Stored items

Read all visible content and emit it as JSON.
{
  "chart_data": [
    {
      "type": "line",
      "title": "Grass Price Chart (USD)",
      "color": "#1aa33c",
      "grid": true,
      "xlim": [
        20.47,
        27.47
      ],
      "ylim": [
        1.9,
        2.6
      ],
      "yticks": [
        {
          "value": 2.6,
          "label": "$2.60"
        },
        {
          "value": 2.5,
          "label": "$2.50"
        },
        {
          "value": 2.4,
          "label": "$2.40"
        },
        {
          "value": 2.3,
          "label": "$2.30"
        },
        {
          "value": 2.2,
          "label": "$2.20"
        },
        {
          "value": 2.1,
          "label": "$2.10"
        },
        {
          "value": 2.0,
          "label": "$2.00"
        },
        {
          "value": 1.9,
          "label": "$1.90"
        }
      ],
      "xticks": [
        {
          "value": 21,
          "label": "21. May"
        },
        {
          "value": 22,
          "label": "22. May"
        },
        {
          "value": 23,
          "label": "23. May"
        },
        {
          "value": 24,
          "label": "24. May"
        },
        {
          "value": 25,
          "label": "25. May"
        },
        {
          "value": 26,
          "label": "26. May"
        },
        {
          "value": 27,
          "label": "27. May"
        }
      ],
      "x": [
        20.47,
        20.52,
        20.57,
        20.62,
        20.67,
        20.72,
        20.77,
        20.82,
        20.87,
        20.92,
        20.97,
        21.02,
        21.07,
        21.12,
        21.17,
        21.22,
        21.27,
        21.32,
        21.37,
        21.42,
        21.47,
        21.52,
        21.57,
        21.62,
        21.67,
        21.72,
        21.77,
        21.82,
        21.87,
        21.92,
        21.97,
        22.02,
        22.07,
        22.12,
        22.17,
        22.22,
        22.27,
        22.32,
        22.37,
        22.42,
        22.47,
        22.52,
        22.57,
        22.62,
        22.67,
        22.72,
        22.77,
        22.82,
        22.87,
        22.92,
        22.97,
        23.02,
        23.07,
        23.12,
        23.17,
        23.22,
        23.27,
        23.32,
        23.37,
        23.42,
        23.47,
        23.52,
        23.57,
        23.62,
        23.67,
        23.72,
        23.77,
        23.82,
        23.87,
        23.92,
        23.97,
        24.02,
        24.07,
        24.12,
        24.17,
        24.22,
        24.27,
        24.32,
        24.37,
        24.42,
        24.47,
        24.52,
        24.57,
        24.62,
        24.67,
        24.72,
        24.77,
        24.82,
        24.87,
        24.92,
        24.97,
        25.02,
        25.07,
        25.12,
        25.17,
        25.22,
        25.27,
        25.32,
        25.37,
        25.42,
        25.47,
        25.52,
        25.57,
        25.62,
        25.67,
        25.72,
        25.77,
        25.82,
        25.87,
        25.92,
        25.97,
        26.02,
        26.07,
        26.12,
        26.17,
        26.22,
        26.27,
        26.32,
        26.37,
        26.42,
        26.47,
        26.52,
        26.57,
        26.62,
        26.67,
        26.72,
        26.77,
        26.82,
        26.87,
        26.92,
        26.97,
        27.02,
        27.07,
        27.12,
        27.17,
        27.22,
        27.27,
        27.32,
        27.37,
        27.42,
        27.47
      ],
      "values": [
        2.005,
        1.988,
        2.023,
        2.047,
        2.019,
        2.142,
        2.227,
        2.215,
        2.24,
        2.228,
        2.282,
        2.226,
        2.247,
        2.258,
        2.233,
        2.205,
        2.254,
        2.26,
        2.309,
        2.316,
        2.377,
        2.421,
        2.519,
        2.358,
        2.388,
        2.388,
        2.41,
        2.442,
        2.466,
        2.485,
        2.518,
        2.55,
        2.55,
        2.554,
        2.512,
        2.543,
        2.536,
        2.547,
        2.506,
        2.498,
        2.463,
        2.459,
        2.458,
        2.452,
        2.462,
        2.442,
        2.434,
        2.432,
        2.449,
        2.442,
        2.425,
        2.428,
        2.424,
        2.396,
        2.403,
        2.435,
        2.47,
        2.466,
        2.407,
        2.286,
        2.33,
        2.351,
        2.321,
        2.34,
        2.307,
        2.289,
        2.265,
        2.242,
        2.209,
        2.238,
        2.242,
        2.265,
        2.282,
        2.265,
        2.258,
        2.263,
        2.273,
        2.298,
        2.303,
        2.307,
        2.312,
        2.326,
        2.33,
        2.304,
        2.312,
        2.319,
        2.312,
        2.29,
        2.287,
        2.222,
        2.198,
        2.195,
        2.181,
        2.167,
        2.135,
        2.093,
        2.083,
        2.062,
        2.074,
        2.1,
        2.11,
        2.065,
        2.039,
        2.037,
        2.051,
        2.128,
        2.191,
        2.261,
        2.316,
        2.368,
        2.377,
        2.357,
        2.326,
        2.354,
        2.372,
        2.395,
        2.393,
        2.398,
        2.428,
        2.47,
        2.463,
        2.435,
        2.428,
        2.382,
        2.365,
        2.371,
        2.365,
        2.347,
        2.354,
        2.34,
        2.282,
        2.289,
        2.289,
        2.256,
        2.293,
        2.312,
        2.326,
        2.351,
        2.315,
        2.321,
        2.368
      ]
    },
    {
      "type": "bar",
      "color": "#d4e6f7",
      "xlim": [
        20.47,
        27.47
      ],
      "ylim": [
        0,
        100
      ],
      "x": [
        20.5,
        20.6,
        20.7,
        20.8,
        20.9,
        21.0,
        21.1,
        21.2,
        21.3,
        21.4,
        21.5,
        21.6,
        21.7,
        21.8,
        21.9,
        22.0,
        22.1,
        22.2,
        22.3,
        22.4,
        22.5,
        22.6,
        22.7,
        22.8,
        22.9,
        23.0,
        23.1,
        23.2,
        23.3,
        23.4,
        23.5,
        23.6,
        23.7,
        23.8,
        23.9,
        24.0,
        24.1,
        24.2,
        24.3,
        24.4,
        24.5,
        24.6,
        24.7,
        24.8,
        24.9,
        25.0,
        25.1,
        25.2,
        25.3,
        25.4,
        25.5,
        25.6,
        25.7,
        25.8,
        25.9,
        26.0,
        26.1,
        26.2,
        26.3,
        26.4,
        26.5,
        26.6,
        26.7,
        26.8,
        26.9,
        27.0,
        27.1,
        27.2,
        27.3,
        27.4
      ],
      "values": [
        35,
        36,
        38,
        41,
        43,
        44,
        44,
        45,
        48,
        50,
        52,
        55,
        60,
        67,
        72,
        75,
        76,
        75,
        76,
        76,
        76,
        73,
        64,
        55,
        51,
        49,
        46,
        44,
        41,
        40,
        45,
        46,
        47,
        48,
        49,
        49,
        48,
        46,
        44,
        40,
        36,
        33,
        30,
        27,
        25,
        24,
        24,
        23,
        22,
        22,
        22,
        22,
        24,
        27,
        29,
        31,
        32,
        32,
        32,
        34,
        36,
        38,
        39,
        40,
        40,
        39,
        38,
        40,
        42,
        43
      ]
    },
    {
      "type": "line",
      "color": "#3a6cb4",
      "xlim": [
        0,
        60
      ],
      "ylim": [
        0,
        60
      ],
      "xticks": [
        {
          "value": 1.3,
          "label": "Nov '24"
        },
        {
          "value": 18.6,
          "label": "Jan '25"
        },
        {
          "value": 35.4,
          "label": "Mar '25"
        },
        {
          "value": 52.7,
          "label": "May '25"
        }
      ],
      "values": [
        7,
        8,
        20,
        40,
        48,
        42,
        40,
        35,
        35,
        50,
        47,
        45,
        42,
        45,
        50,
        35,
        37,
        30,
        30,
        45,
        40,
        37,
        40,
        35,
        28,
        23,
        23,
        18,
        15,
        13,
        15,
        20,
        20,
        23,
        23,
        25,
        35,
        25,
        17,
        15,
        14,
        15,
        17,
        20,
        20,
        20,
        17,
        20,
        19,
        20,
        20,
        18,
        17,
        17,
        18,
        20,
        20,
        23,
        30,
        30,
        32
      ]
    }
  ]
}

> _Objective_
Your task is to quote the listing above word for word.

> _Response for this exercise_
Read all visible content and emit it as JSON.
{
  "chart_data": [
    {
      "type": "line",
      "title": "Grass Price Chart (USD)",
      "color": "#1aa33c",
      "grid": true,
      "xlim": [
        20.47,
        27.47
      ],
      "ylim": [
        1.9,
        2.6
      ],
      "yticks": [
        {
          "value": 2.6,
          "label": "$2.60"
        },
        {
          "value": 2.5,
          "label": "$2.50"
        },
        {
          "value": 2.4,
          "label": "$2.40"
        },
        {
          "value": 2.3,
          "label": "$2.30"
        },
        {
          "value": 2.2,
          "label": "$2.20"
        },
        {
          "value": 2.1,
          "label": "$2.10"
        },
        {
          "value": 2.0,
          "label": "$2.00"
        },
        {
          "value": 1.9,
          "label": "$1.90"
        }
      ],
      "xticks": [
        {
          "value": 21,
          "label": "21. May"
        },
        {
          "value": 22,
          "label": "22. May"
        },
        {
          "value": 23,
          "label": "23. May"
        },
        {
          "value": 24,
          "label": "24. May"
        },
        {
          "value": 25,
          "label": "25. May"
        },
        {
          "value": 26,
          "label": "26. May"
        },
        {
          "value": 27,
          "label": "27. May"
        }
      ],
      "x": [
        20.47,
        20.52,
        20.57,
        20.62,
        20.67,
        20.72,
        20.77,
        20.82,
        20.87,
        20.92,
        20.97,
        21.02,
        21.07,
        21.12,
        21.17,
        21.22,
        21.27,
        21.32,
        21.37,
        21.42,
        21.47,
        21.52,
        21.57,
        21.62,
        21.67,
        21.72,
        21.77,
        21.82,
        21.87,
        21.92,
        21.97,
        22.02,
        22.07,
        22.12,
        22.17,
        22.22,
        22.27,
        22.32,
        22.37,
        22.42,
        22.47,
        22.52,
        22.57,
        22.62,
        22.67,
        22.72,
        22.77,
        22.82,
        22.87,
        22.92,
        22.97,
        23.02,
        23.07,
        23.12,
        23.17,
        23.22,
        23.27,
        23.32,
        23.37,
        23.42,
        23.47,
        23.52,
        23.57,
        23.62,
        23.67,
        23.72,
        23.77,
        23.82,
        23.87,
        23.92,
        23.97,
        24.02,
        24.07,
        24.12,
        24.17,
        24.22,
        24.27,
        24.32,
        24.37,
        24.42,
        24.47,
        24.52,
        24.57,
        24.62,
        24.67,
        24.72,
        24.77,
        24.82,
        24.87,
        24.92,
        24.97,
        25.02,
        25.07,
        25.12,
        25.17,
        25.22,
        25.27,
        25.32,
        25.37,
        25.42,
        25.47,
        25.52,
        25.57,
        25.62,
        25.67,
        25.72,
        25.77,
        25.82,
        25.87,
        25.92,
        25.97,
        26.02,
        26.07,
        26.12,
        26.17,
        26.22,
        26.27,
        26.32,
        26.37,
        26.42,
        26.47,
        26.52,
        26.57,
        26.62,
        26.67,
        26.72,
        26.77,
        26.82,
        26.87,
        26.92,
        26.97,
        27.02,
        27.07,
        27.12,
        27.17,
        27.22,
        27.27,
        27.32,
        27.37,
        27.42,
        27.47
      ],
      "values": [
        2.005,
        1.988,
        2.023,
        2.047,
        2.019,
        2.142,
        2.227,
        2.215,
        2.24,
        2.228,
        2.282,
        2.226,
        2.247,
        2.258,
        2.233,
        2.205,
        2.254,
        2.26,
        2.309,
        2.316,
        2.377,
        2.421,
        2.519,
        2.358,
        2.388,
        2.388,
        2.41,
        2.442,
        2.466,
        2.485,
        2.518,
        2.55,
        2.55,
        2.554,
        2.512,
        2.543,
        2.536,
        2.547,
        2.506,
        2.498,
        2.463,
        2.459,
        2.458,
        2.452,
        2.462,
        2.442,
        2.434,
        2.432,
        2.449,
        2.442,
        2.425,
        2.428,
        2.424,
        2.396,
        2.403,
        2.435,
        2.47,
        2.466,
        2.407,
        2.286,
        2.33,
        2.351,
        2.321,
        2.34,
        2.307,
        2.289,
        2.265,
        2.242,
        2.209,
        2.238,
        2.242,
        2.265,
        2.282,
        2.265,
        2.258,
        2.263,
        2.273,
        2.298,
        2.303,
        2.307,
        2.312,
        2.326,
        2.33,
        2.304,
        2.312,
        2.319,
        2.312,
        2.29,
        2.287,
        2.222,
        2.198,
        2.195,
        2.181,
        2.167,
        2.135,
        2.093,
        2.083,
        2.062,
        2.074,
        2.1,
        2.11,
        2.065,
        2.039,
        2.037,
        2.051,
        2.128,
        2.191,
        2.261,
        2.316,
        2.368,
        2.377,
        2.357,
        2.326,
        2.354,
        2.372,
        2.395,
        2.393,
        2.398,
        2.428,
        2.47,
        2.463,
        2.435,
        2.428,
        2.382,
        2.365,
        2.371,
        2.365,
        2.347,
        2.354,
        2.34,
        2.282,
        2.289,
        2.289,
        2.256,
        2.293,
        2.312,
        2.326,
        2.351,
        2.315,
        2.321,
        2.368
      ]
    },
    {
      "type": "bar",
      "color": "#d4e6f7",
      "xlim": [
        20.47,
        27.47
      ],
      "ylim": [
        0,
        100
      ],
      "x": [
        20.5,
        20.6,
        20.7,
        20.8,
        20.9,
        21.0,
        21.1,
        21.2,
        21.3,
        21.4,
        21.5,
        21.6,
        21.7,
        21.8,
        21.9,
        22.0,
        22.1,
        22.2,
        22.3,
        22.4,
        22.5,
        22.6,
        22.7,
        22.8,
        22.9,
        23.0,
        23.1,
        23.2,
        23.3,
        23.4,
        23.5,
        23.6,
        23.7,
        23.8,
        23.9,
        24.0,
        24.1,
        24.2,
        24.3,
        24.4,
        24.5,
        24.6,
        24.7,
        24.8,
        24.9,
        25.0,
        25.1,
        25.2,
        25.3,
        25.4,
        25.5,
        25.6,
        25.7,
        25.8,
        25.9,
        26.0,
        26.1,
        26.2,
        26.3,
        26.4,
        26.5,
        26.6,
        26.7,
        26.8,
        26.9,
        27.0,
        27.1,
        27.2,
        27.3,
        27.4
      ],
      "values": [
        35,
        36,
        38,
        41,
        43,
        44,
        44,
        45,
        48,
        50,
        52,
        55,
        60,
        67,
        72,
        75,
        76,
        75,
        76,
        76,
        76,
        73,
        64,
        55,
        51,
        49,
        46,
        44,
        41,
        40,
        45,
        46,
        47,
        48,
        49,
        49,
        48,
        46,
        44,
        40,
        36,
        33,
        30,
        27,
        25,
        24,
        24,
        23,
        22,
        22,
        22,
        22,
        24,
        27,
        29,
        31,
        32,
        32,
        32,
        34,
        36,
        38,
        39,
        40,
        40,
        39,
        38,
        40,
        42,
        43
      ]
    },
    {
      "type": "line",
      "color": "#3a6cb4",
      "xlim": [
        0,
        60
      ],
      "ylim": [
        0,
        60
      ],
      "xticks": [
        {
          "value": 1.3,
          "label": "Nov '24"
        },
        {
          "value": 18.6,
          "label": "Jan '25"
        },
        {
          "value": 35.4,
          "label": "Mar '25"
        },
        {
          "value": 52.7,
          "label": "May '25"
        }
      ],
      "values": [
        7,
        8,
        20,
        40,
        48,
        42,
        40,
        35,
        35,
        50,
        47,
        45,
        42,
        45,
        50,
        35,
        37,
        30,
        30,
        45,
        40,
        37,
        40,
        35,
        28,
        23,
        23,
        18,
        15,
        13,
        15,
        20,
        20,
        23,
        23,
        25,
        35,
        25,
        17,
        15,
        14,
        15,
        17,
        20,
        20,
        20,
        17,
        20,
        19,
        20,
        20,
        18,
        17,
        17,
        18,
        20,
        20,
        23,
        30,
        30,
        32
      ]
    }
  ]
}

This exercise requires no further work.